> [Text extract]
— BEGIN —

FEATHER: A Reconfigurable Accelerator with Data Reordering Support for Low-Cost On-Chip Dataflow Switching

FEATHER: End-to-end deployable reconfigurable AI accelerator.

Open-Architecture, Open-ISA, Open-Compilation Flow

FEATHER: A Reconfigurable Accelerator with Data Reordering Support for Low-Cost On-Chip Dataflow Switching

What's FEATHER?

FEATHER is the first reconfigurable AI Accelerator that supports (dataflow, layout) co-switching per layer, with the architecture shown below.

Functionality-wise, FEATHER supports arbitrary reordering to ensure arbitrary layout changes.

Performance-wise, FEATHER implements Reorder In Reduction (RIR) to hide the reordering latency behind the critical path.

For dataflow switching, FEATHER proposes a reconfigurable 2D compute array, termed NEST (Neural Engine for Spatial forwarding and Temporal reduction)
For layout switching, FEATHER proposes a reconfigurable NoC, termed BIRRD (Butterfly Interconnect for Reordering in Reduction of Dataflow)

BIRRD supports arbitrary reoredering in functionality.
BIIRD implements data reordering in data reduction (RIR) to hide reordering latency behind the critical path.

News

We augment LayoutLoop with more precise layout modeling, better userability! Now LayoutLoop is integrated into official NVlabs/Timeloop, Check out this PR and this PR

The MINISA toolchain (ISPASS'26) is now bundled in this repository under minisa/ — a parametric ISA, compiler, and verification flow on top of FEATHER+ that achieves 474–9,331× compression over direct micro-configuration.

— END —

> [Material shown]
— BEGIN —

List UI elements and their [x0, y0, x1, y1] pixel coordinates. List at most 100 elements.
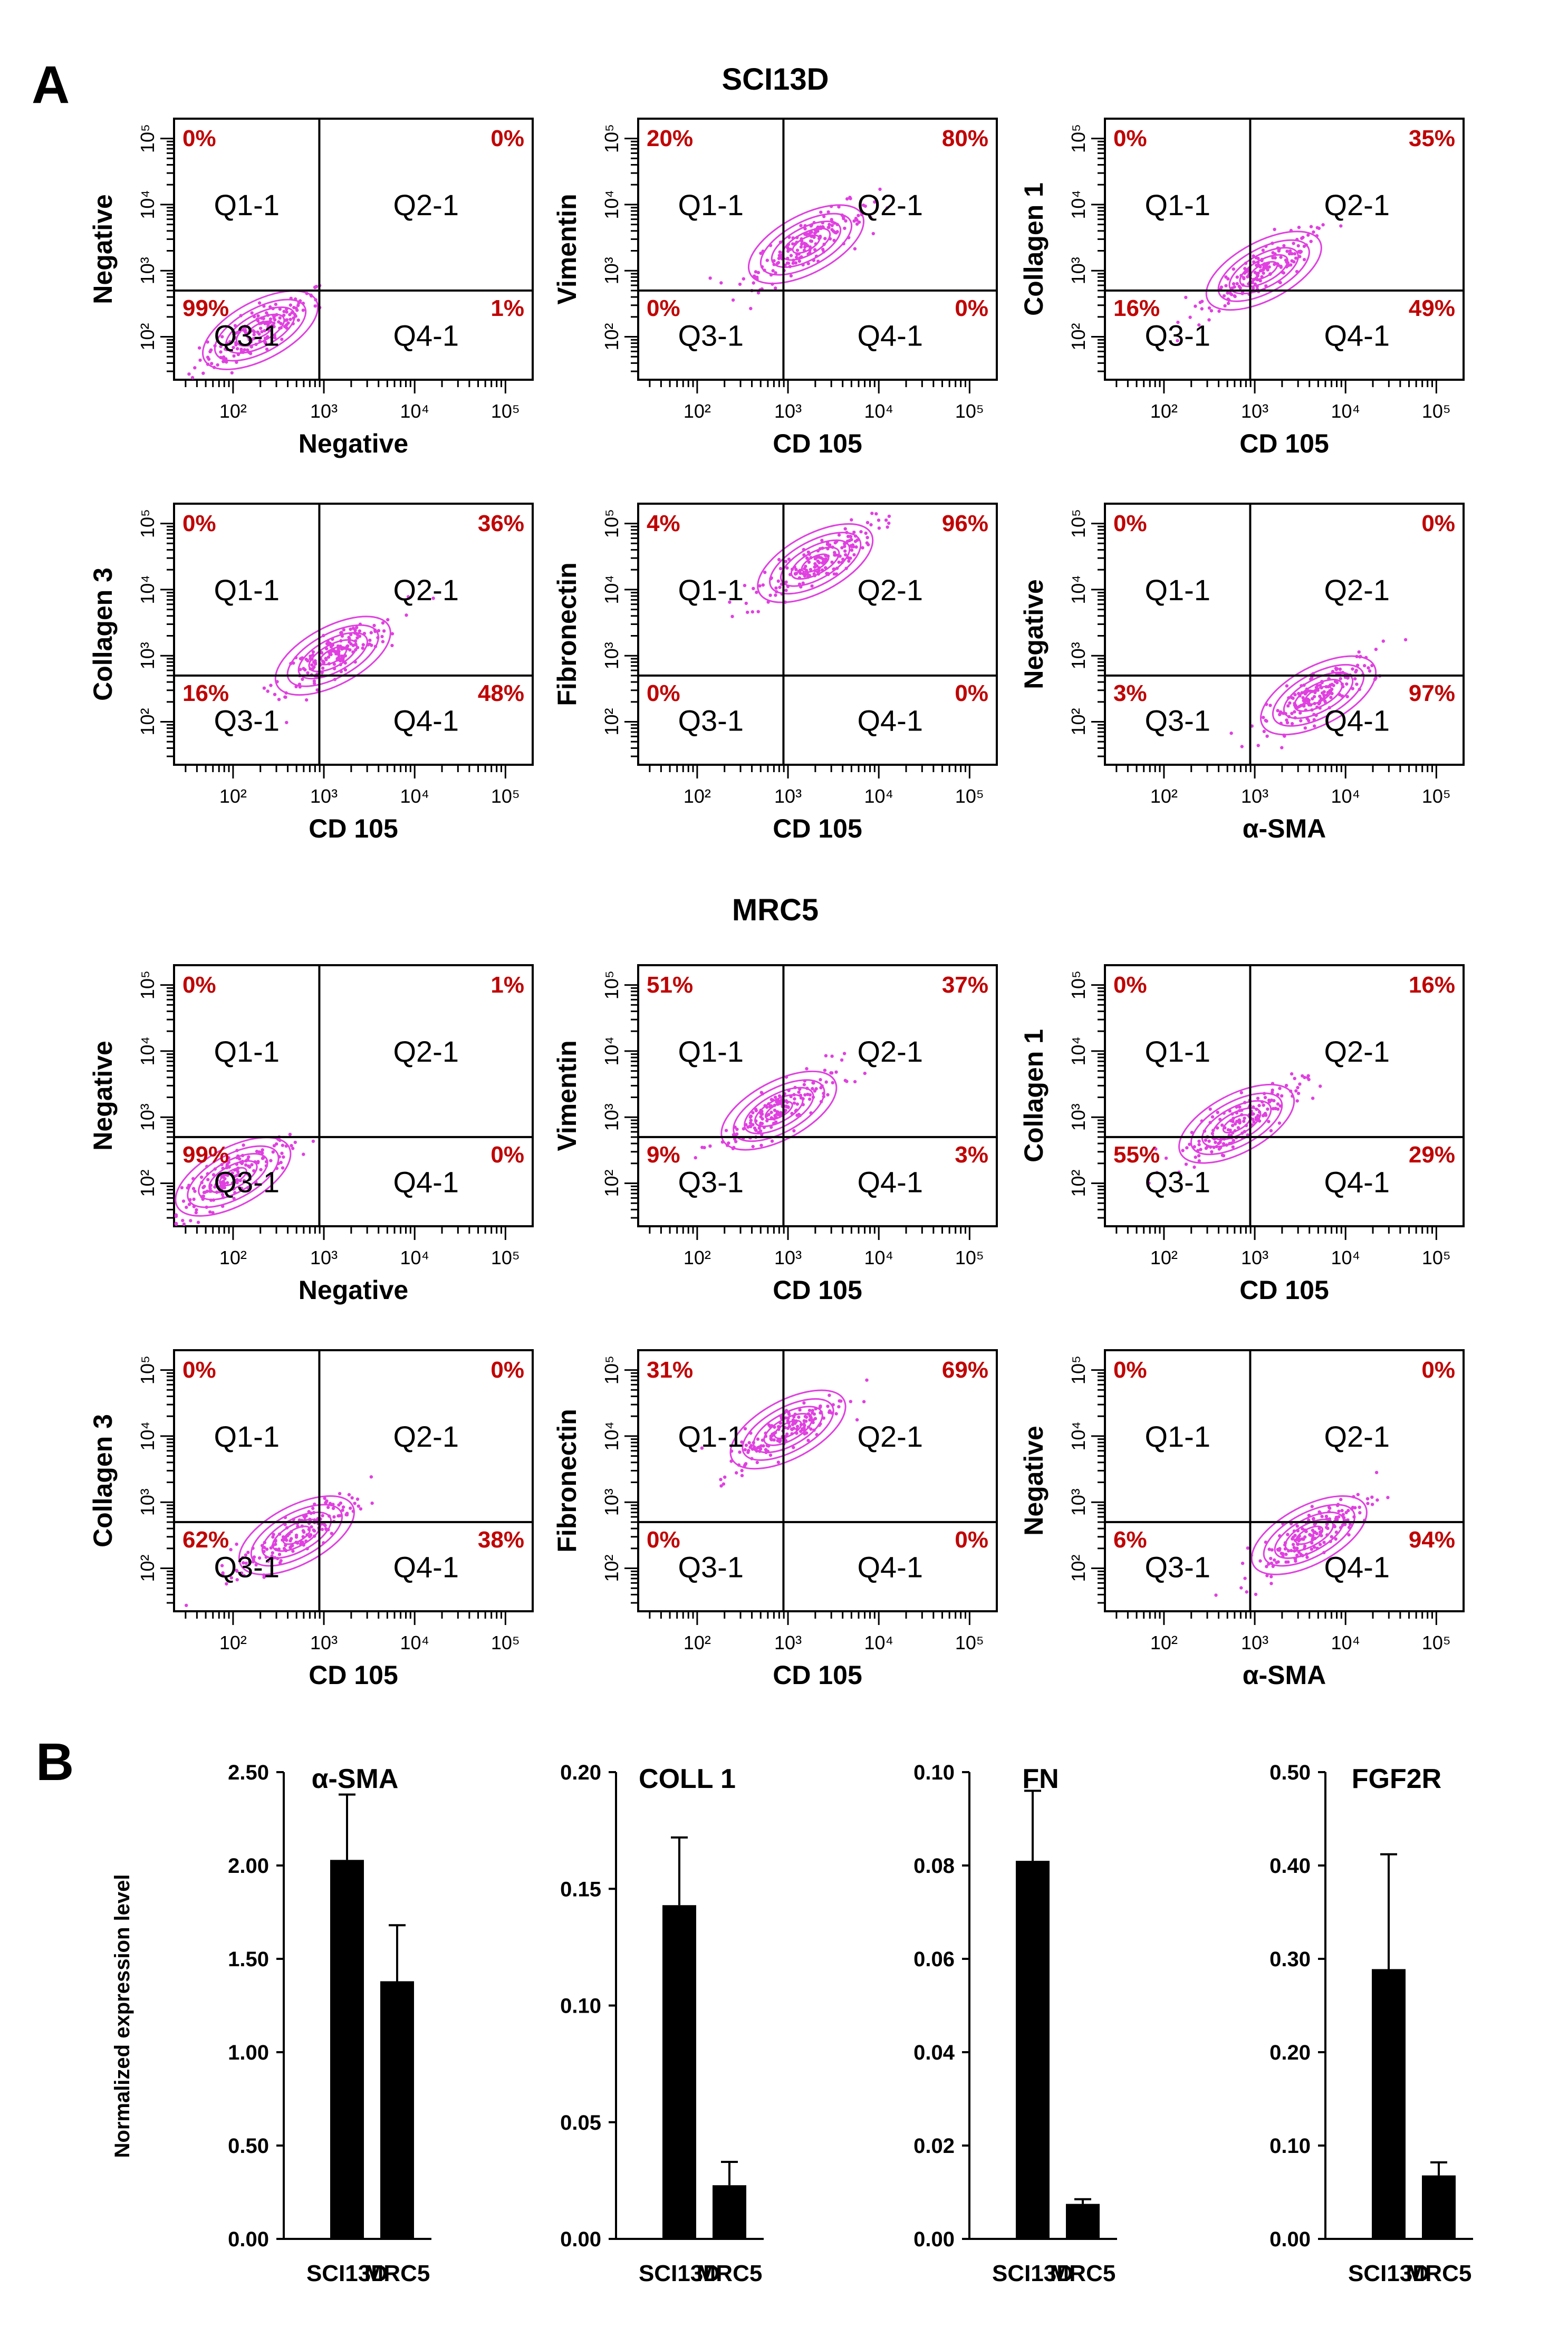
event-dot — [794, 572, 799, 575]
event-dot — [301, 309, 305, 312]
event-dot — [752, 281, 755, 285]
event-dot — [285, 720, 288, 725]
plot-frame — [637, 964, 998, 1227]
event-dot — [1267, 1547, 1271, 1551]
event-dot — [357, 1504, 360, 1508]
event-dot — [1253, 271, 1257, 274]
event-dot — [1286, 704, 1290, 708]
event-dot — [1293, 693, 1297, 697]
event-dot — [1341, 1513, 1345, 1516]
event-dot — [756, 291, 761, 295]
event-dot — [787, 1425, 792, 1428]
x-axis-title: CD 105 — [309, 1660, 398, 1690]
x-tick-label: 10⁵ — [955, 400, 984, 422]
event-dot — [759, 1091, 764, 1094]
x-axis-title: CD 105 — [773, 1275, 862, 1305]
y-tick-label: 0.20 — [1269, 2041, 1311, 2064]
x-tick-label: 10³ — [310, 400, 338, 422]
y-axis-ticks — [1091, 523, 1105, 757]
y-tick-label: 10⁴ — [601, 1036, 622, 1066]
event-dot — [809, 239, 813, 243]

— END —

> [Set task] According to the text on the FEATHER accelerator, what does the name of its reconfigurable NoC, BIRRD, stand for?

> [Answer for the task] Butterfly Interconnect for Reordering in Reduction of Dataflow